## Dataset extract

— START —

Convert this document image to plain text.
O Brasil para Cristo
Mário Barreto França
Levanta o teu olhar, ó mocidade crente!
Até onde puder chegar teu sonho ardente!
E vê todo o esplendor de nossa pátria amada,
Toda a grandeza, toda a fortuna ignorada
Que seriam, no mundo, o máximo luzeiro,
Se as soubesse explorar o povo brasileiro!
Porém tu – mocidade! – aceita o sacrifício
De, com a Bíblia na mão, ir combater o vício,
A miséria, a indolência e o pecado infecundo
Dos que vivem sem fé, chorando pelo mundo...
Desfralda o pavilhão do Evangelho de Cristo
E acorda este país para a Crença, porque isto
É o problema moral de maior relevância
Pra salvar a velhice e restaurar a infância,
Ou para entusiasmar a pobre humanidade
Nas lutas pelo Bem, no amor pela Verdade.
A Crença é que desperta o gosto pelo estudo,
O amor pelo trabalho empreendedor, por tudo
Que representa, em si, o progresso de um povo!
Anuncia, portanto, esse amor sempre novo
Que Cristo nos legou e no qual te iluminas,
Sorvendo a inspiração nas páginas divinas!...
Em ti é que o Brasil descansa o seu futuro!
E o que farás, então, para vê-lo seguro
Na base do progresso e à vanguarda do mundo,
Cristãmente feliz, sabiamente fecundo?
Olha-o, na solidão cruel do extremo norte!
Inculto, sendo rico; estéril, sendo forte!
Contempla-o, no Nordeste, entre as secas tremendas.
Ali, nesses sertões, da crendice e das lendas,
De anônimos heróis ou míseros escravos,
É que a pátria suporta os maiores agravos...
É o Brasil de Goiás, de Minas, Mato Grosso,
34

— END —
— START —

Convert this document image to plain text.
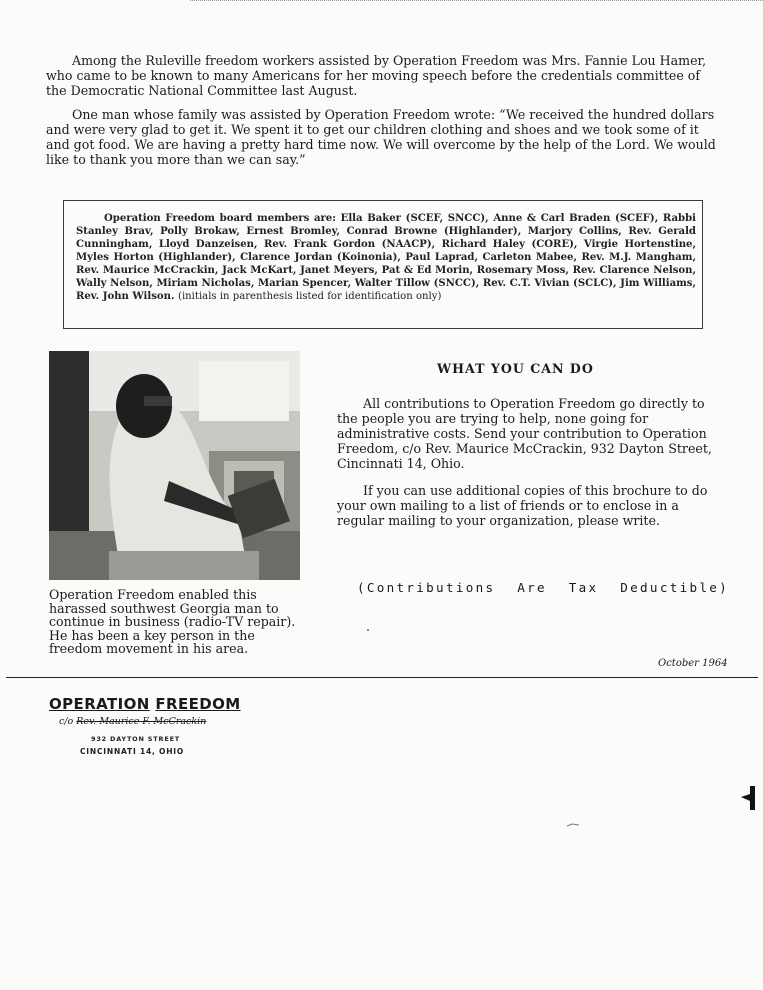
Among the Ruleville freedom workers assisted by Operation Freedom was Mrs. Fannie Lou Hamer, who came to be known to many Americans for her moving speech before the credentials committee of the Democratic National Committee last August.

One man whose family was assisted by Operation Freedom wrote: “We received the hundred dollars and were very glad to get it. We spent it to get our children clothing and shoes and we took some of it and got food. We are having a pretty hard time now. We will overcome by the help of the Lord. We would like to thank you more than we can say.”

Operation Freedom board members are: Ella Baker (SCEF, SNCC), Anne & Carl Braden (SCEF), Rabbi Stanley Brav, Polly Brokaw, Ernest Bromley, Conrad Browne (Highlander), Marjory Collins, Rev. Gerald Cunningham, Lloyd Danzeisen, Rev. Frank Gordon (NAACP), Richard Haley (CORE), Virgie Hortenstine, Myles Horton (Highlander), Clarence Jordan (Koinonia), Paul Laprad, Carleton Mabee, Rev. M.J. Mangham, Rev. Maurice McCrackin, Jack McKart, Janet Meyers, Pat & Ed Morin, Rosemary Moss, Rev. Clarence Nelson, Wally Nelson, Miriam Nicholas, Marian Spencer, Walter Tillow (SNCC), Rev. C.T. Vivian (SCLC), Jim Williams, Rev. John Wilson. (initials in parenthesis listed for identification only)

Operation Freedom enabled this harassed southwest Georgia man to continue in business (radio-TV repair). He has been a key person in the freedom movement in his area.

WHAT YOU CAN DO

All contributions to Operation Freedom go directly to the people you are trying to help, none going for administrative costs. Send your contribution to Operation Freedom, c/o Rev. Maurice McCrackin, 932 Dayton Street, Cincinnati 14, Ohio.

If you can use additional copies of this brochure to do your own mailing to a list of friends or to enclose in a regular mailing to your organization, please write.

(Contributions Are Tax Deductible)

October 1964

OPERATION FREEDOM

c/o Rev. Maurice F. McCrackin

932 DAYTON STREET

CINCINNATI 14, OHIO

— END —
— START —

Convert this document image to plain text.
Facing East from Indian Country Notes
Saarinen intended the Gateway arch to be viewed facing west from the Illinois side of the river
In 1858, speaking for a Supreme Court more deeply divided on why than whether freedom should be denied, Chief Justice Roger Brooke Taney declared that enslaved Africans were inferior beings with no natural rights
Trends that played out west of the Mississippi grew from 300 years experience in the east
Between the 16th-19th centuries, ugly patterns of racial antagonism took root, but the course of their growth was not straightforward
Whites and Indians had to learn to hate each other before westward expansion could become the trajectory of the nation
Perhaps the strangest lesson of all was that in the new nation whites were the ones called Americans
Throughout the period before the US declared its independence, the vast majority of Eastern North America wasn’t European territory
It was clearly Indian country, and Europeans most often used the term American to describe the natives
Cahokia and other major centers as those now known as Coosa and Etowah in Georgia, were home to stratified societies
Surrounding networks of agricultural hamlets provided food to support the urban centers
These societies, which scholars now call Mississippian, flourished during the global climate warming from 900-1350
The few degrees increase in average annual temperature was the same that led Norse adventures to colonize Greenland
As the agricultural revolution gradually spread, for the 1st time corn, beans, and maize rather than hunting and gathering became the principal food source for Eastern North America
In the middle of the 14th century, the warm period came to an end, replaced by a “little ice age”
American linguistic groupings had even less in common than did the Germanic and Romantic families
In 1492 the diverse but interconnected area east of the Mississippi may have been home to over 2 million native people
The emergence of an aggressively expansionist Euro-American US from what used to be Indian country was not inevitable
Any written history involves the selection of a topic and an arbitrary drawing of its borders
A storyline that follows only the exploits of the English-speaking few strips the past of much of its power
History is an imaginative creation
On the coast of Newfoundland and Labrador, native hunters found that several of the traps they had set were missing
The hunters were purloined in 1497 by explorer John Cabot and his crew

— END —

## Task requirements
From the entries, copy out each line containing the word "povo".

## Reply to the task
Se as soubesse explorar o povo brasileiro!
Que representa, em si, o progresso de um povo!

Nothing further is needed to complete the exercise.